BEGIN Entries supplied
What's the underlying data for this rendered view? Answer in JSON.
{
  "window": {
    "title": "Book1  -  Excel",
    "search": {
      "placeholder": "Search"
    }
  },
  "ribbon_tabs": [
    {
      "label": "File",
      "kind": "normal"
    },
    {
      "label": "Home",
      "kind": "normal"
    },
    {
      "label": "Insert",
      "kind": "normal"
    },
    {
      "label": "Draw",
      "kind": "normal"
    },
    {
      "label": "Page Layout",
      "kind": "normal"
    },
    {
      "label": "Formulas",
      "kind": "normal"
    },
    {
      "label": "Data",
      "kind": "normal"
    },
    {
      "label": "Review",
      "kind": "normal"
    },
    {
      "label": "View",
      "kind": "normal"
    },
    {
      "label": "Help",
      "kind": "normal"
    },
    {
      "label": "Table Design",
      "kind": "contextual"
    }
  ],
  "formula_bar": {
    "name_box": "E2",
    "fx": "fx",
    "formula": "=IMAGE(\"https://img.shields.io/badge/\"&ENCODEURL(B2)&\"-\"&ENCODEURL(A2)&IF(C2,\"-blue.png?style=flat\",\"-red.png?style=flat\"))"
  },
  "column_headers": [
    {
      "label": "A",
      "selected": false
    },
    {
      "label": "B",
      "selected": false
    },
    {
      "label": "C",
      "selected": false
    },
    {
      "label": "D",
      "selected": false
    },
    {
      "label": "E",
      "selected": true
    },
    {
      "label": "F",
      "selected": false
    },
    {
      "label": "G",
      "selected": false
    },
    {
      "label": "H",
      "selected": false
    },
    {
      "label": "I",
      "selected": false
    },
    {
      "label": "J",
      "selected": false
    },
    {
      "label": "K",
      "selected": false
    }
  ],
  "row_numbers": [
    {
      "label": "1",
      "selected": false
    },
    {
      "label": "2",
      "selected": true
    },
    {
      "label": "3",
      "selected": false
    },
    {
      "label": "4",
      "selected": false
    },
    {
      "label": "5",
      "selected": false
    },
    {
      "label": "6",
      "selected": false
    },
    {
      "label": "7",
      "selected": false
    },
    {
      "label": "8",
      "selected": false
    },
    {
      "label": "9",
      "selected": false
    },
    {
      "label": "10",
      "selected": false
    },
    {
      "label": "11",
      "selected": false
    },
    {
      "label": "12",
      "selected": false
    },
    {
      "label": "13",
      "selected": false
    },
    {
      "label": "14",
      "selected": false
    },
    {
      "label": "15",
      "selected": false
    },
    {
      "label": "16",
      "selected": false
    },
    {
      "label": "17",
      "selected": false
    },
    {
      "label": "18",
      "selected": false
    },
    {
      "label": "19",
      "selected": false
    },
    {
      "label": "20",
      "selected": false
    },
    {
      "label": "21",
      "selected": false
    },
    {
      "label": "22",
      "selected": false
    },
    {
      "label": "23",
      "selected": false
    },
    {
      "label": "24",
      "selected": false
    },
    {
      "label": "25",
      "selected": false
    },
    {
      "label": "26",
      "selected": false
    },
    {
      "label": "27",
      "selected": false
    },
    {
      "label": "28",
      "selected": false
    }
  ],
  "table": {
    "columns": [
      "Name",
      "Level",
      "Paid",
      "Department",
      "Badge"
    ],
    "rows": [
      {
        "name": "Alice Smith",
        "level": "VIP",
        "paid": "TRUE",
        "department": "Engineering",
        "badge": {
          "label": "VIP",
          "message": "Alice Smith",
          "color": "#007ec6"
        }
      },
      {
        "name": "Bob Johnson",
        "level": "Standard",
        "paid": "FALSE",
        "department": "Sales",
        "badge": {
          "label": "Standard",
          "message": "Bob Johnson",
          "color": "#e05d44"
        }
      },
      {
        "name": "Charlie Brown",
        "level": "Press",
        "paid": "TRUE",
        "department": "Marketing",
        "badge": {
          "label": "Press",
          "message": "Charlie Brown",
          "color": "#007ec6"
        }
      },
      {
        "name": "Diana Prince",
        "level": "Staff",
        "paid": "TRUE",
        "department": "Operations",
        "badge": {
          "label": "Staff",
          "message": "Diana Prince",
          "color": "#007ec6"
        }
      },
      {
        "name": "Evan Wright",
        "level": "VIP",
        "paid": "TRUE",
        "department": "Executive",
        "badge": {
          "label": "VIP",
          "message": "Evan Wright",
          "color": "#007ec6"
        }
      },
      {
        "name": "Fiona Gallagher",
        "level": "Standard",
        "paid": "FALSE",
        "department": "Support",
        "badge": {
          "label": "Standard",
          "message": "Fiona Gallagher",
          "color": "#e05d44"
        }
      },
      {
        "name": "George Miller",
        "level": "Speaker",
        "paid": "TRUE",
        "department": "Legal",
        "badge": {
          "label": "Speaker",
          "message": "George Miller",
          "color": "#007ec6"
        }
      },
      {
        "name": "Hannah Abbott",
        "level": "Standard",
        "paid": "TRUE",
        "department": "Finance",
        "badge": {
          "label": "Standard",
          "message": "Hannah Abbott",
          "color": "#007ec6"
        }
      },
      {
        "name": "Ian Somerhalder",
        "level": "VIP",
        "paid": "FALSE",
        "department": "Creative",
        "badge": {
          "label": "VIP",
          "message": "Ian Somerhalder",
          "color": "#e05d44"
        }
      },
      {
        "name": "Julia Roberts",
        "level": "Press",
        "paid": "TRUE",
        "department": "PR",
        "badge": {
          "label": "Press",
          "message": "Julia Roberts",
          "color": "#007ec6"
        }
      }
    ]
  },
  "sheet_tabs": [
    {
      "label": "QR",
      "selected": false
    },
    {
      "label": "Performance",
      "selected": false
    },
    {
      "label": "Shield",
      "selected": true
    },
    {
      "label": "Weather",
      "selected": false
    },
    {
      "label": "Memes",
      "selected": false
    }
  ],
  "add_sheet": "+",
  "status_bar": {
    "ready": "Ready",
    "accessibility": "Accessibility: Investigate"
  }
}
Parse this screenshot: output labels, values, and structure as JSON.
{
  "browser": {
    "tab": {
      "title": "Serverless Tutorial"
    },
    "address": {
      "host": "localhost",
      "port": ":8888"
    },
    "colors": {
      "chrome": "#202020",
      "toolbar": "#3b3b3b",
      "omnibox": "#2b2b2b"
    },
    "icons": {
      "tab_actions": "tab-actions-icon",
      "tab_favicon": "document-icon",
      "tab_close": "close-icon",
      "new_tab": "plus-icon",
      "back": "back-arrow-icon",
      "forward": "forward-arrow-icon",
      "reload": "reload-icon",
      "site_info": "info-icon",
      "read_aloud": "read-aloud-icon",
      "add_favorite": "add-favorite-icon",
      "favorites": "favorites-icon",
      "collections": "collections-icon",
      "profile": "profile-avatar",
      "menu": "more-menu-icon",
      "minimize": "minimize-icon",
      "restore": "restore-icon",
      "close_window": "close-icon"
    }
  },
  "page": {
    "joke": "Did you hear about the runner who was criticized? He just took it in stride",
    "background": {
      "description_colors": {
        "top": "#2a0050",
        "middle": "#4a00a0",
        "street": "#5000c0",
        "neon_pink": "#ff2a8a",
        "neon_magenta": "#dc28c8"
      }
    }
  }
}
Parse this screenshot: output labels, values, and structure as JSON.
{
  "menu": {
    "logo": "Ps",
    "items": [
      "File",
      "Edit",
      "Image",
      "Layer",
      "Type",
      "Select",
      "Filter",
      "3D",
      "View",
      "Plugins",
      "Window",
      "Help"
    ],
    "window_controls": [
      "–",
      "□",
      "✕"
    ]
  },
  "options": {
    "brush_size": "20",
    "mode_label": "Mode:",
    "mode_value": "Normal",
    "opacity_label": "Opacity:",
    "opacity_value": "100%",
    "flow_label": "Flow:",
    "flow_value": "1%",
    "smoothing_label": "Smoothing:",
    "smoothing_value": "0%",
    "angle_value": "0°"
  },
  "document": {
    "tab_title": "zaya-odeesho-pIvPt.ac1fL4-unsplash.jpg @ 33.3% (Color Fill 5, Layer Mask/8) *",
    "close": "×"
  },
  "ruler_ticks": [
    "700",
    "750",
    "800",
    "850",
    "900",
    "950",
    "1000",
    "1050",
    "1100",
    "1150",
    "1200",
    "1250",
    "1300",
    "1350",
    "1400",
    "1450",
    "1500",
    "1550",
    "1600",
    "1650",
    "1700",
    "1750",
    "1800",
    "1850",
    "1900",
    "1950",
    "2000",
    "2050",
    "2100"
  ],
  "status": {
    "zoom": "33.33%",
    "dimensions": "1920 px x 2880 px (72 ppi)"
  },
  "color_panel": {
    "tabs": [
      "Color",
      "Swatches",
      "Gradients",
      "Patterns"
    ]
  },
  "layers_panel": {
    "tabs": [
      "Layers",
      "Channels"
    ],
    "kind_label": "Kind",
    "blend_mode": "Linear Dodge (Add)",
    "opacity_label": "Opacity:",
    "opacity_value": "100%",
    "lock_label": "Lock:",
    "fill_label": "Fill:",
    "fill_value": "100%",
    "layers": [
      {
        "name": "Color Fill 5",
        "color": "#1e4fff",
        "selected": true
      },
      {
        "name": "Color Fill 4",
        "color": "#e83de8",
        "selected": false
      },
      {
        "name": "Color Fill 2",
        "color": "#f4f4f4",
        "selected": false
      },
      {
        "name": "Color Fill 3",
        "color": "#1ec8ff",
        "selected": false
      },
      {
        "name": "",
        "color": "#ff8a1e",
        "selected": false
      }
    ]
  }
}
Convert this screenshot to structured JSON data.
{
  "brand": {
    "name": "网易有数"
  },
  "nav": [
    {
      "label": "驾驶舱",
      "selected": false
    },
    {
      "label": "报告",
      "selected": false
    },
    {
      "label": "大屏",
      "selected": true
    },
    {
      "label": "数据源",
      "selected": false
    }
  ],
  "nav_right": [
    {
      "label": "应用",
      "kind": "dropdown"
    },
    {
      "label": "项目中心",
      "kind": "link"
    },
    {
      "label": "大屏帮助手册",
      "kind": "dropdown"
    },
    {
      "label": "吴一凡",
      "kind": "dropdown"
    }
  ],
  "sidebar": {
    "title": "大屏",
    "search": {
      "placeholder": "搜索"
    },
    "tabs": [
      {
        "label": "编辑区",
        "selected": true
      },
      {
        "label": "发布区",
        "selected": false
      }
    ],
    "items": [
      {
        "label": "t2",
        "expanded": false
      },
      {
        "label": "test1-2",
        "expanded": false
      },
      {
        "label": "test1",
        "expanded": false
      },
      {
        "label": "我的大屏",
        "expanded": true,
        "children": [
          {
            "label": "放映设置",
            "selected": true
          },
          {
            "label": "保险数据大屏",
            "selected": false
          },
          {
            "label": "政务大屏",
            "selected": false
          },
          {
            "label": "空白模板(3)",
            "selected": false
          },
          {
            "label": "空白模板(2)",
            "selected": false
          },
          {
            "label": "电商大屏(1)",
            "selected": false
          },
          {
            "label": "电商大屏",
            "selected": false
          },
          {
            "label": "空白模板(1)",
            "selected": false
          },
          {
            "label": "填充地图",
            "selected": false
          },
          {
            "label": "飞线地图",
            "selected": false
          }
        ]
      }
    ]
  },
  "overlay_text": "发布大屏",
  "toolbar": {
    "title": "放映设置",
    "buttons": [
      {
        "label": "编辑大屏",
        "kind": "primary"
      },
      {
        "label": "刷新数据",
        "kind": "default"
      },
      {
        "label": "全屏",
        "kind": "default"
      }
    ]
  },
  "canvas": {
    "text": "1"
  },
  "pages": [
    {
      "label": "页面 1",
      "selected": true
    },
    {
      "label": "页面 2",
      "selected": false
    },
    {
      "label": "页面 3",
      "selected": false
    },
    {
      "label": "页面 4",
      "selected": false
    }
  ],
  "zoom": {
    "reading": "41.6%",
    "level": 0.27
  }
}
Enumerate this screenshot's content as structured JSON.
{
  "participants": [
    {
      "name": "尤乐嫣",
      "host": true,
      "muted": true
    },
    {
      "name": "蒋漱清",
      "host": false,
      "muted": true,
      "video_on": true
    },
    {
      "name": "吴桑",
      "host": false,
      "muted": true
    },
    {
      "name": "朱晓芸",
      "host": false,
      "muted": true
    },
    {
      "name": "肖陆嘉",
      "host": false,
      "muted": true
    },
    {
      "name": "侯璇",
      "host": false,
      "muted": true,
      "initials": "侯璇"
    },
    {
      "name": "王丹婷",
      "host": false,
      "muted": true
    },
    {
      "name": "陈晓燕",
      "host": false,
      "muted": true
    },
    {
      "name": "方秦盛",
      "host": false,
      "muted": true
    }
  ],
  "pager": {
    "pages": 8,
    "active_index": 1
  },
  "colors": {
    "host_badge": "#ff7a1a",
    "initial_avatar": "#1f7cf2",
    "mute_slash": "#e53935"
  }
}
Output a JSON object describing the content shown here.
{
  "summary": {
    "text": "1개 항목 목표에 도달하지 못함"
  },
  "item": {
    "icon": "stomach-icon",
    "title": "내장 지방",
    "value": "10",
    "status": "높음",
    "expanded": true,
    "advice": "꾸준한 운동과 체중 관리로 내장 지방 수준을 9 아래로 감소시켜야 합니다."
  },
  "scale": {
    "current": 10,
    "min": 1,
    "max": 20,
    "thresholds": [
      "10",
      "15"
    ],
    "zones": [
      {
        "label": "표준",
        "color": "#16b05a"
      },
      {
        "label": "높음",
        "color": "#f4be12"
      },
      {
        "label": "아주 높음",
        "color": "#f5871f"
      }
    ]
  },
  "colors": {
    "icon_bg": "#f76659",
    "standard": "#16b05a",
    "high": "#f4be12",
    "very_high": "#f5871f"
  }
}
END Entries supplied
> **Task prompt**:
Report every line containing the word "Alice" from the listing above.

> **Exercise result**:
        "name": "Alice Smith",
          "message": "Alice Smith",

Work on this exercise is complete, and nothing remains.